*** RECORD SET

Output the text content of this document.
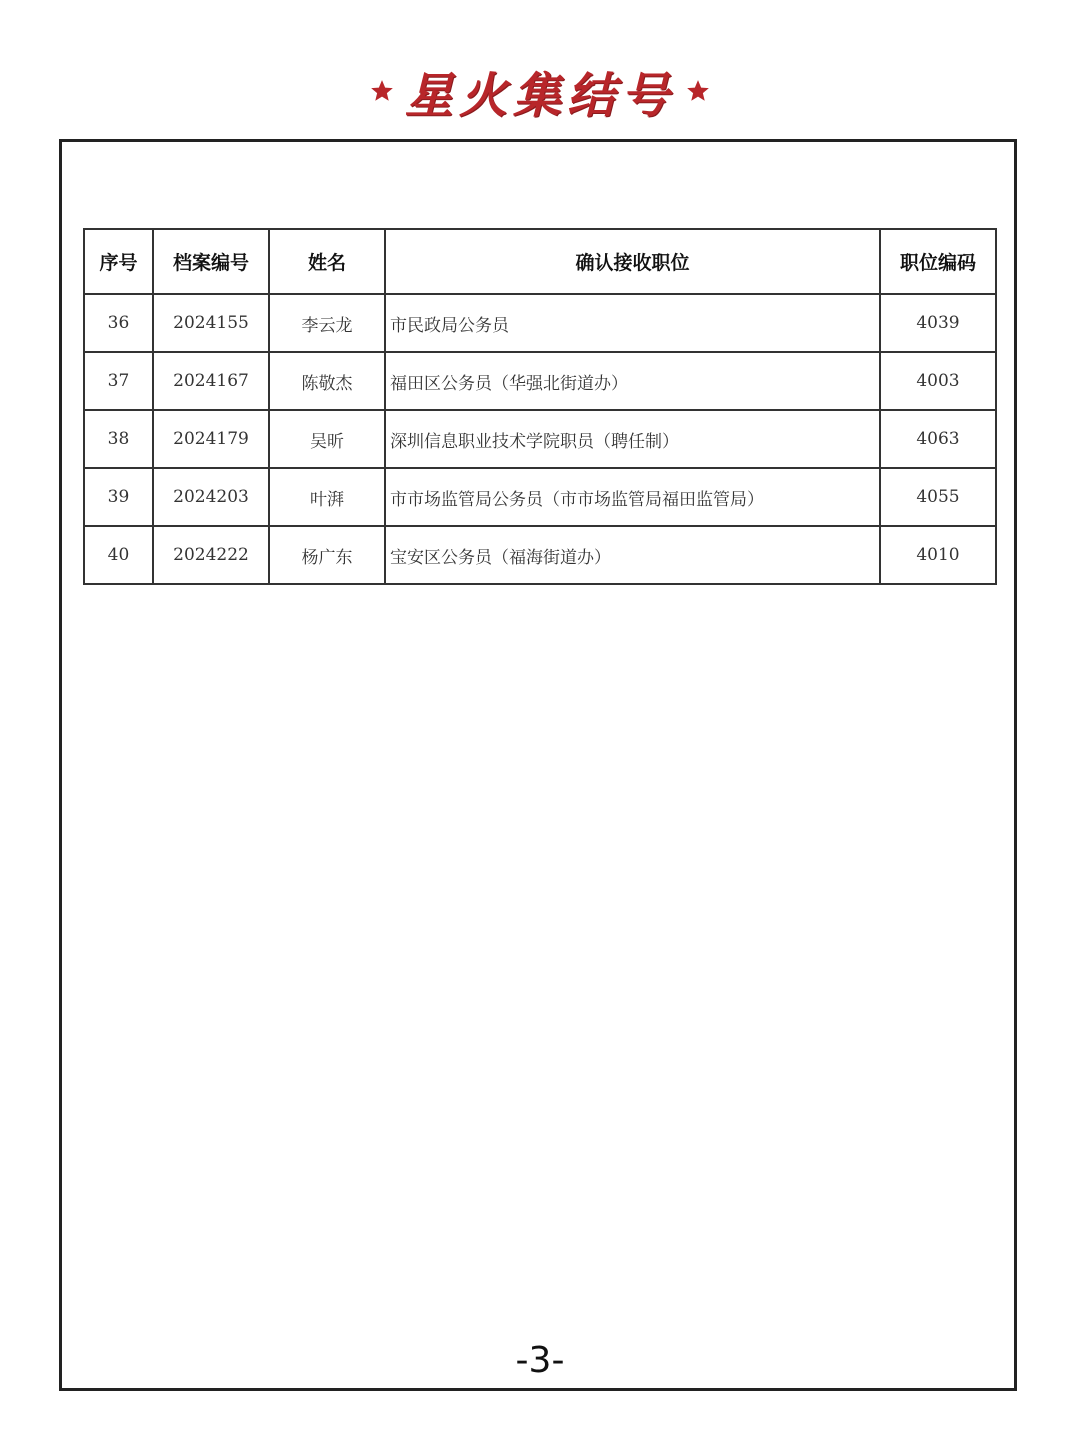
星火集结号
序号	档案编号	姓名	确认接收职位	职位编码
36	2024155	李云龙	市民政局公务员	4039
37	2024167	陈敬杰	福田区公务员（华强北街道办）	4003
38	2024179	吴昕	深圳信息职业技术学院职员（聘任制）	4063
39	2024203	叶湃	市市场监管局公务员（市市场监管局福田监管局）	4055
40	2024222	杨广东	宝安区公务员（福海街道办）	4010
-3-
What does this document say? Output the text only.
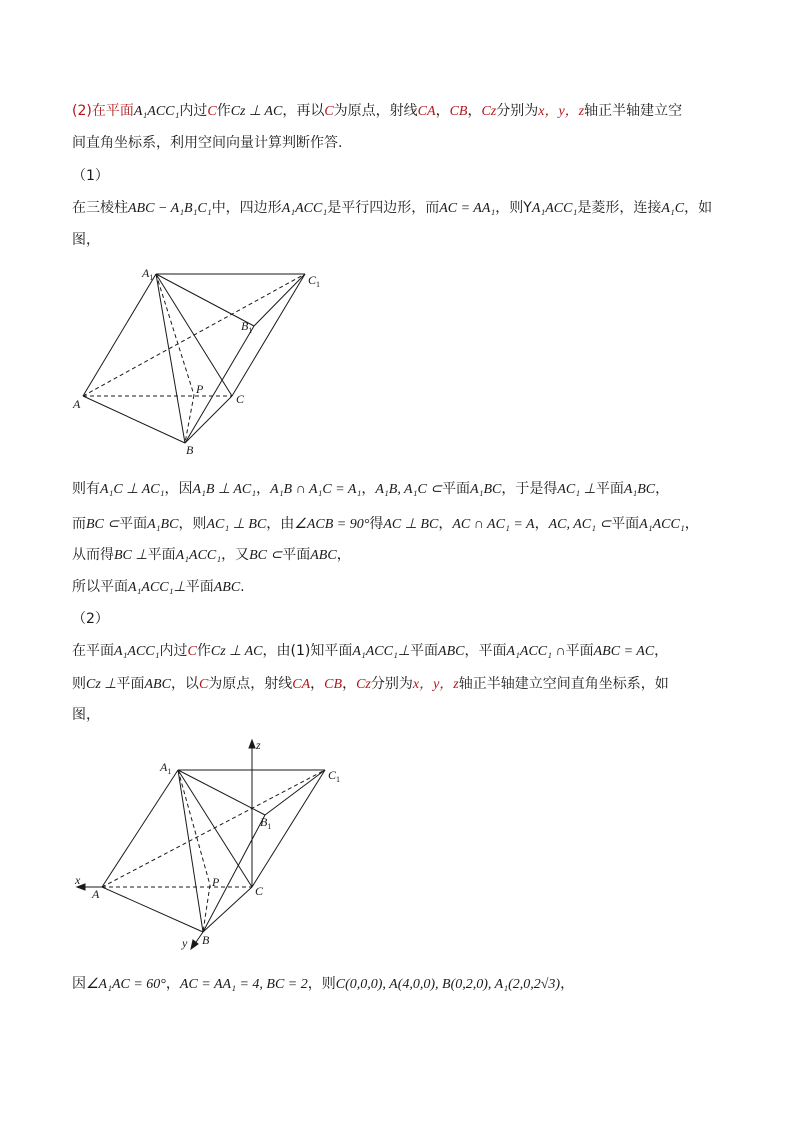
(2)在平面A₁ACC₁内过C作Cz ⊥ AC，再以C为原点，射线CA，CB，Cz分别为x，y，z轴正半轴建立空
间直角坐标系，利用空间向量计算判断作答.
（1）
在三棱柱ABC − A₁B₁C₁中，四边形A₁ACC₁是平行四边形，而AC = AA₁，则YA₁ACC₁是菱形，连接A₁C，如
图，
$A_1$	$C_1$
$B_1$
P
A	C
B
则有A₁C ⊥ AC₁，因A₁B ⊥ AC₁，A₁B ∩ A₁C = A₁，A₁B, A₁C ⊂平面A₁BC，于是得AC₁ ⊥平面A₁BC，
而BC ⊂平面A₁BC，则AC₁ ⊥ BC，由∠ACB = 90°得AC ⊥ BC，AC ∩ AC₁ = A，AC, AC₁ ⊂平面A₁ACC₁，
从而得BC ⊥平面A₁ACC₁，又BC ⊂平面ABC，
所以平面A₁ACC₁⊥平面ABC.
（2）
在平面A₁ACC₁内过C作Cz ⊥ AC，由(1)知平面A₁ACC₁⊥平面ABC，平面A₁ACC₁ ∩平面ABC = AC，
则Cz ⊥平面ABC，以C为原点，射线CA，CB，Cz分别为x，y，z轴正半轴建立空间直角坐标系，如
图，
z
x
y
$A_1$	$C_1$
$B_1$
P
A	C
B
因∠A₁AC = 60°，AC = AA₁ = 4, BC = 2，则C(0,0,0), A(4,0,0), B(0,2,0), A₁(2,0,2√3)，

******

• _STATED PROBLEM_:
All of the material above needs to be restated exactly, with no pictures.

• _COMPLETED EXERCISE_:
Output the text content of this document.
星火集结号
序号	档案编号	姓名	确认接收职位	职位编码
36	2024155	李云龙	市民政局公务员	4039
37	2024167	陈敬杰	福田区公务员（华强北街道办）	4003
38	2024179	吴昕	深圳信息职业技术学院职员（聘任制）	4063
39	2024203	叶湃	市市场监管局公务员（市市场监管局福田监管局）	4055
40	2024222	杨广东	宝安区公务员（福海街道办）	4010
-3-
What does this document say? Output the text only.
(2)在平面A₁ACC₁内过C作Cz ⊥ AC，再以C为原点，射线CA，CB，Cz分别为x，y，z轴正半轴建立空
间直角坐标系，利用空间向量计算判断作答.
（1）
在三棱柱ABC − A₁B₁C₁中，四边形A₁ACC₁是平行四边形，而AC = AA₁，则YA₁ACC₁是菱形，连接A₁C，如
图，
$A_1$	$C_1$
$B_1$
P
A	C
B
则有A₁C ⊥ AC₁，因A₁B ⊥ AC₁，A₁B ∩ A₁C = A₁，A₁B, A₁C ⊂平面A₁BC，于是得AC₁ ⊥平面A₁BC，
而BC ⊂平面A₁BC，则AC₁ ⊥ BC，由∠ACB = 90°得AC ⊥ BC，AC ∩ AC₁ = A，AC, AC₁ ⊂平面A₁ACC₁，
从而得BC ⊥平面A₁ACC₁，又BC ⊂平面ABC，
所以平面A₁ACC₁⊥平面ABC.
（2）
在平面A₁ACC₁内过C作Cz ⊥ AC，由(1)知平面A₁ACC₁⊥平面ABC，平面A₁ACC₁ ∩平面ABC = AC，
则Cz ⊥平面ABC，以C为原点，射线CA，CB，Cz分别为x，y，z轴正半轴建立空间直角坐标系，如
图，
z
x
y
$A_1$	$C_1$
$B_1$
P
A	C
B
因∠A₁AC = 60°，AC = AA₁ = 4, BC = 2，则C(0,0,0), A(4,0,0), B(0,2,0), A₁(2,0,2√3)，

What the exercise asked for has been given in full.